GIVEN EXERCISE
Among the entries below, count the lines where the string "JSON" occurs, and give only the number.

DATA FOR THIS EXERCISE

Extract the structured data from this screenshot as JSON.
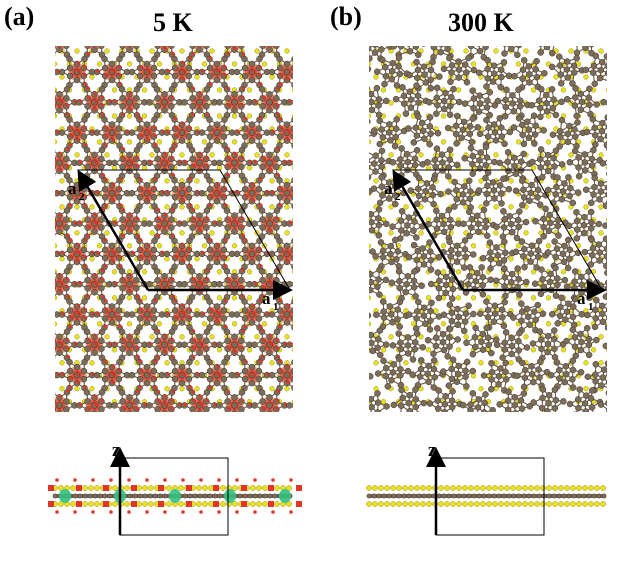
{
  "figure": {
    "panel_a": {
      "label": "(a)",
      "temperature": "5 K"
    },
    "panel_b": {
      "label": "(b)",
      "temperature": "300 K"
    },
    "vectors": {
      "a1_main": "a",
      "a1_sub": "1",
      "a2_main": "a",
      "a2_sub": "2"
    },
    "side_axis": "z"
  },
  "colors": {
    "sulfur": "#e8e020",
    "metal": "#7b6d59",
    "bond": "#6b5a48",
    "cdw_density": "#e0362a",
    "green": "#33c080"
  }
}
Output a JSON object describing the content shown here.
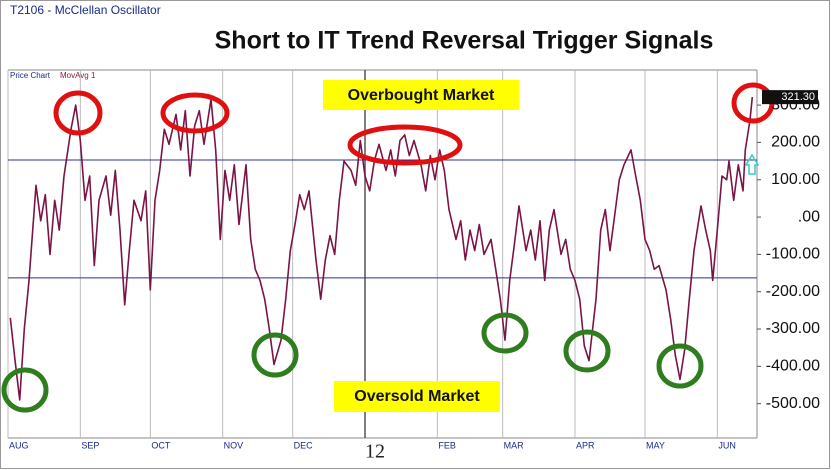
{
  "chart_data": {
    "type": "line",
    "header": "T2106 - McClellan Oscillator",
    "sub_labels": [
      "Price Chart",
      "MovAvg 1"
    ],
    "title": "Short to IT Trend Reversal Trigger Signals",
    "annotations": [
      "Overbought Market",
      "Oversold Market"
    ],
    "x": [
      1,
      3,
      5,
      7,
      9,
      12,
      14,
      16,
      18,
      20,
      22,
      24,
      27,
      29,
      31,
      33,
      35,
      37,
      39,
      42,
      44,
      46,
      48,
      50,
      52,
      54,
      57,
      59,
      61,
      63,
      65,
      67,
      69,
      72,
      74,
      76,
      78,
      80,
      82,
      84,
      87,
      89,
      91,
      93,
      95,
      97,
      99,
      102,
      104,
      106,
      108,
      110,
      112,
      114,
      117,
      119,
      121,
      123,
      125,
      127,
      129,
      132,
      134,
      136,
      138,
      140,
      142,
      144,
      147,
      149,
      151,
      153,
      155,
      157,
      159,
      162,
      164,
      166,
      168,
      170,
      172,
      174,
      177,
      179,
      181,
      183,
      185,
      187,
      189,
      192,
      194,
      196,
      198,
      200,
      202,
      204,
      207,
      209,
      211,
      213,
      215,
      217,
      219,
      222,
      224,
      226,
      228,
      230,
      232,
      234,
      237,
      239,
      241,
      243,
      245,
      247,
      249,
      252,
      254,
      256,
      258,
      260,
      262,
      264,
      267,
      269,
      271,
      273,
      275,
      277,
      279,
      282,
      284,
      286,
      288,
      290,
      292,
      294,
      297,
      299,
      301,
      302,
      304,
      306,
      308,
      309,
      311,
      313,
      315,
      316,
      318,
      319
    ],
    "series": [
      {
        "name": "MovAvg 1",
        "color": "#7b1446",
        "values": [
          -270,
          -383,
          -490,
          -300,
          -170,
          85,
          -10,
          60,
          -100,
          45,
          -35,
          110,
          235,
          300,
          205,
          45,
          110,
          -130,
          45,
          110,
          5,
          125,
          -35,
          -235,
          -90,
          45,
          -10,
          70,
          -195,
          45,
          125,
          235,
          195,
          275,
          180,
          285,
          110,
          245,
          285,
          195,
          315,
          180,
          -60,
          125,
          45,
          140,
          -20,
          140,
          -60,
          -140,
          -170,
          -220,
          -300,
          -395,
          -330,
          -220,
          -90,
          -20,
          60,
          20,
          70,
          -115,
          -220,
          -115,
          -50,
          -100,
          45,
          150,
          125,
          85,
          205,
          110,
          70,
          150,
          195,
          125,
          180,
          110,
          205,
          220,
          165,
          205,
          140,
          70,
          165,
          100,
          180,
          125,
          20,
          -60,
          -10,
          -115,
          -35,
          -90,
          -20,
          -100,
          -60,
          -140,
          -220,
          -330,
          -170,
          -75,
          30,
          -90,
          -35,
          -115,
          -10,
          -170,
          -35,
          20,
          -100,
          -60,
          -140,
          -170,
          -220,
          -345,
          -385,
          -220,
          -35,
          20,
          -90,
          5,
          100,
          140,
          180,
          110,
          45,
          -60,
          -90,
          -140,
          -130,
          -195,
          -275,
          -370,
          -435,
          -355,
          -220,
          -90,
          30,
          -35,
          -90,
          -170,
          -35,
          110,
          100,
          150,
          45,
          140,
          70,
          180,
          260,
          321.3
        ]
      }
    ],
    "current_value": {
      "value": 321.3,
      "label": "321.30"
    },
    "reference_lines": [
      {
        "value": 153,
        "color": "#2b2f9e"
      },
      {
        "value": -163,
        "color": "#2b2f9e"
      }
    ],
    "xlim": [
      0,
      321
    ],
    "xticks": [
      {
        "value": 0,
        "label": "AUG"
      },
      {
        "value": 31,
        "label": "SEP"
      },
      {
        "value": 61,
        "label": "OCT"
      },
      {
        "value": 92,
        "label": "NOV"
      },
      {
        "value": 122,
        "label": "DEC"
      },
      {
        "value": 153,
        "label": "12"
      },
      {
        "value": 184,
        "label": "FEB"
      },
      {
        "value": 212,
        "label": "MAR"
      },
      {
        "value": 243,
        "label": "APR"
      },
      {
        "value": 273,
        "label": "MAY"
      },
      {
        "value": 304,
        "label": "JUN"
      }
    ],
    "ylim": [
      -592,
      394
    ],
    "yticks": [
      {
        "value": 300,
        "label": "300.00"
      },
      {
        "value": 200,
        "label": "200.00"
      },
      {
        "value": 100,
        "label": "100.00"
      },
      {
        "value": 0,
        "label": ".00"
      },
      {
        "value": -100,
        "label": "-100.00"
      },
      {
        "value": -200,
        "label": "-200.00"
      },
      {
        "value": -300,
        "label": "-300.00"
      },
      {
        "value": -400,
        "label": "-400.00"
      },
      {
        "value": -500,
        "label": "-500.00"
      }
    ],
    "grid": true
  }
}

ANSWER TO THIS TASK
2